2024/09/17

Taiwan Today

Taiwan Review

A new approach to parenting

April 01, 1985
The facilities enchant the kids, bring the parents into the play too.
The grandiosely named "World Trade Center" building stands on a corner of Jenai Road in one of Taipei's tonier neighborhoods. Though only 16 stories high, it is most impressive: a vaulting glass box with a sort of inverted ceramic staircase climbing down the sides. An institutional steel sculpture of interlocking rings stands outside in a small, raised garden. Inside, an airy, balcony-lined lobby beckons.

Mothers with children entering the World Trade Center are, obviously, not there for international commerce. Their concerns, rather, accompany them, each toddling in on two short legs to a unique "parent-child center" within.

On a Sunday afternoon, the center itself is a controlled bedlam. In one area, kids race about, scampering up and down ladders, leaping into what looks like a pool filled with orange-sized plastic balls. It is the fulfillment of a childhood dream—jumping like that and sinking into something that can't hurt. The balls are like deep piles of autumn leaves, or soft sand. Undoubtedly, only adulthood's dry self-restraint keeps their parents from jumping into the ball-pool too.

Established only last July, the Chin Tzu Kuan (Parent-Child Center) has been featured in local newspapers, magazines, and on public TV, receiving more coverage in the process than any other Hsin-I Foundation project.

"We need the publicity," admits the center's director, Yu Shu-fen. To offset expenses, including high monthly rent and maintenance, the center needs to attract a larger paying membership; it counts less than 2,000 at present.

→ Given task a:
Could you write out, as a numbered list with blank lines omitted, the lines of the entries from their very first line through the line that contains "menu-item-develop[interactable]: Develop: [617, 8, 697, 33]", inclusive?

→ Data to process:
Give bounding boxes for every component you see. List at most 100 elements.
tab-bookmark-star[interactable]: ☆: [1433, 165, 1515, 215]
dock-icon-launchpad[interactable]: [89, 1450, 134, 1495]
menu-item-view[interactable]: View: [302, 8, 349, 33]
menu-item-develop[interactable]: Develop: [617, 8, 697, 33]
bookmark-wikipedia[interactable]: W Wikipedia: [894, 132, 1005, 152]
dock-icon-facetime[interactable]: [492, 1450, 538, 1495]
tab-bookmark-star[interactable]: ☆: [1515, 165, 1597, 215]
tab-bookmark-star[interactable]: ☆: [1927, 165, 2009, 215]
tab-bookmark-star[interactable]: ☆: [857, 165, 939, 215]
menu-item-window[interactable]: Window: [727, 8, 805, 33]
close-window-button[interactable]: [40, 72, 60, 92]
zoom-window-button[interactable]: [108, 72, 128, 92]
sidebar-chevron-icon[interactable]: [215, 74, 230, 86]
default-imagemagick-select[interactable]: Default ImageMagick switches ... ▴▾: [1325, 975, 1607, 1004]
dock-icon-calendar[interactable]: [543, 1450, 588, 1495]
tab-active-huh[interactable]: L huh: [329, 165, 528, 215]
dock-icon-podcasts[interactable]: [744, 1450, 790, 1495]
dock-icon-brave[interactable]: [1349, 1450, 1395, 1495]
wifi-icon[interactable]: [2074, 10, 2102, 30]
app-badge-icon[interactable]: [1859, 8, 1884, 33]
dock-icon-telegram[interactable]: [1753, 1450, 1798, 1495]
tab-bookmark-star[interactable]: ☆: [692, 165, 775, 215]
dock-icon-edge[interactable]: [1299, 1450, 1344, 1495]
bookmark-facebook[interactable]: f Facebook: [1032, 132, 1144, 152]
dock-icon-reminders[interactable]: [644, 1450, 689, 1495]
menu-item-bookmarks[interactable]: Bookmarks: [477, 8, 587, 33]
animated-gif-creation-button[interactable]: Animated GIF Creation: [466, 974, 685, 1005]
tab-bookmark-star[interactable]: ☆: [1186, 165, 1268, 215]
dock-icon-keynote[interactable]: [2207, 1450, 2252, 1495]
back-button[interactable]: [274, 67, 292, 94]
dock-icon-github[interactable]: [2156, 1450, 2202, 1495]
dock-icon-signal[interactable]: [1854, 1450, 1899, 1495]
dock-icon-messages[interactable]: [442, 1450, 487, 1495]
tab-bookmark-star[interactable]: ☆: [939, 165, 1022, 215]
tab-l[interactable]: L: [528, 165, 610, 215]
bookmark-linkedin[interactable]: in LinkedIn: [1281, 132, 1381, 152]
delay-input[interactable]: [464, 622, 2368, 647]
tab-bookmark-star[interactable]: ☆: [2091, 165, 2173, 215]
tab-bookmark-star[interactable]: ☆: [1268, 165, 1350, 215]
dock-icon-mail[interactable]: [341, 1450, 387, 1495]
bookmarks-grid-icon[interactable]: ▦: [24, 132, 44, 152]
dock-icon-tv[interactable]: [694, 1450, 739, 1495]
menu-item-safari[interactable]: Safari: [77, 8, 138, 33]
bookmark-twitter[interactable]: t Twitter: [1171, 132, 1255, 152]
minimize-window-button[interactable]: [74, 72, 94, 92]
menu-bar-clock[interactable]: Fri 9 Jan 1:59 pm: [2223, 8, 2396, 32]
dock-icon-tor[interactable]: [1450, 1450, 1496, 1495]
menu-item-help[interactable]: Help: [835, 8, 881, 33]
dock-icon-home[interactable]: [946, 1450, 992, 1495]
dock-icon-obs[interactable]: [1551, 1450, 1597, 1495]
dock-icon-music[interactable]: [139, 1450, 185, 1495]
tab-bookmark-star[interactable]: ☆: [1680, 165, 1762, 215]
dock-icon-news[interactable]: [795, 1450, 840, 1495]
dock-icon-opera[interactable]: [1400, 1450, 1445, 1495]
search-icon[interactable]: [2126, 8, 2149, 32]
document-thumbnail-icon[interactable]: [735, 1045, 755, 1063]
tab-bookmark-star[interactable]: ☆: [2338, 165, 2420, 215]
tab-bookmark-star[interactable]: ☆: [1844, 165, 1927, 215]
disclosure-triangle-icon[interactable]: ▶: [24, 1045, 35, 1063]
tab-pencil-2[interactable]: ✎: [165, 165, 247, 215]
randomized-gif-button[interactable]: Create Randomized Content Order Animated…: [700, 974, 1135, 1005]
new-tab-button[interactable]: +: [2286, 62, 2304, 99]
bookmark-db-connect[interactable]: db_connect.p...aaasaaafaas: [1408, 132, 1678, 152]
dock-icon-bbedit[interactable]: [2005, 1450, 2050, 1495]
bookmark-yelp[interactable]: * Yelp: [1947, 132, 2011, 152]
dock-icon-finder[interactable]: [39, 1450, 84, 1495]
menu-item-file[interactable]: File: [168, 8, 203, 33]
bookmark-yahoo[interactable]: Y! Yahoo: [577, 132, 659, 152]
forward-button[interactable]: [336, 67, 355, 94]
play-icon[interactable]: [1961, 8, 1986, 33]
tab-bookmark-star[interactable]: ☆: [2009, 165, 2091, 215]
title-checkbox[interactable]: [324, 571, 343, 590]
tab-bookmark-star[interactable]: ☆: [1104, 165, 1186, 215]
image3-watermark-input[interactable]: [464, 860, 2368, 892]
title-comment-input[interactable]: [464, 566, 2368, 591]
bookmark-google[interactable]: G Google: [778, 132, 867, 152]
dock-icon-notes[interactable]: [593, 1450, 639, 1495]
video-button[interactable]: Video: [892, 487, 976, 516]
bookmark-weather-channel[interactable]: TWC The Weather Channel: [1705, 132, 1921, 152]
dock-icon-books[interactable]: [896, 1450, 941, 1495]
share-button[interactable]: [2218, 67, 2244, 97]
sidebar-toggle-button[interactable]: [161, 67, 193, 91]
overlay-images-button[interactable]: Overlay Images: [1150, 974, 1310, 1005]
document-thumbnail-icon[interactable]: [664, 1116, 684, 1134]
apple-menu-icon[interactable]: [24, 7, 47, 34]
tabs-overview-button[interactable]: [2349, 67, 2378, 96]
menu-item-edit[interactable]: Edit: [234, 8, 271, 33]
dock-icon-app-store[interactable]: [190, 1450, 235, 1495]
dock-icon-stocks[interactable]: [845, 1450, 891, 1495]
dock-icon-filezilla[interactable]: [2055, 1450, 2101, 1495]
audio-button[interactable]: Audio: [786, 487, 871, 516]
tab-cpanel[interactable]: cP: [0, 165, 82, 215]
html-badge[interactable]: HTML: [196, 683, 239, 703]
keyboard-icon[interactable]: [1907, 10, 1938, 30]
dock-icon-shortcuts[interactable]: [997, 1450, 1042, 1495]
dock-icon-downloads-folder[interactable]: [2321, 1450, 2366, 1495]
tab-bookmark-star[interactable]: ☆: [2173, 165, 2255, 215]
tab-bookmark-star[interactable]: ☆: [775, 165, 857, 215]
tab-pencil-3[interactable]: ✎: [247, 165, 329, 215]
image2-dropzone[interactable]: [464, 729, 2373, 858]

→ Given task b:
Can you reproduce, word for word, the passage of the parenting article between "On a Sunday" and "Hsin-I Foundation project.", inclusive?

→ Exercise solution a:
1. Give bounding boxes for every component you see. List at most 100 elements.
2. tab-bookmark-star[interactable]: ☆: [1433, 165, 1515, 215]
3. dock-icon-launchpad[interactable]: [89, 1450, 134, 1495]
4. menu-item-view[interactable]: View: [302, 8, 349, 33]
5. menu-item-develop[interactable]: Develop: [617, 8, 697, 33]

→ Exercise solution b:
On a Sunday afternoon, the center itself is a controlled bedlam. In one area, kids race about, scampering up and down ladders, leaping into what looks like a pool filled with orange-sized plastic balls. It is the fulfillment of a childhood dream—jumping like that and sinking into something that can't hurt. The balls are like deep piles of autumn leaves, or soft sand. Undoubtedly, only adulthood's dry self-restraint keeps their parents from jumping into the ball-pool too.

Established only last July, the Chin Tzu Kuan (Parent-Child Center) has been featured in local newspapers, magazines, and on public TV, receiving more coverage in the process than any other Hsin-I Foundation project.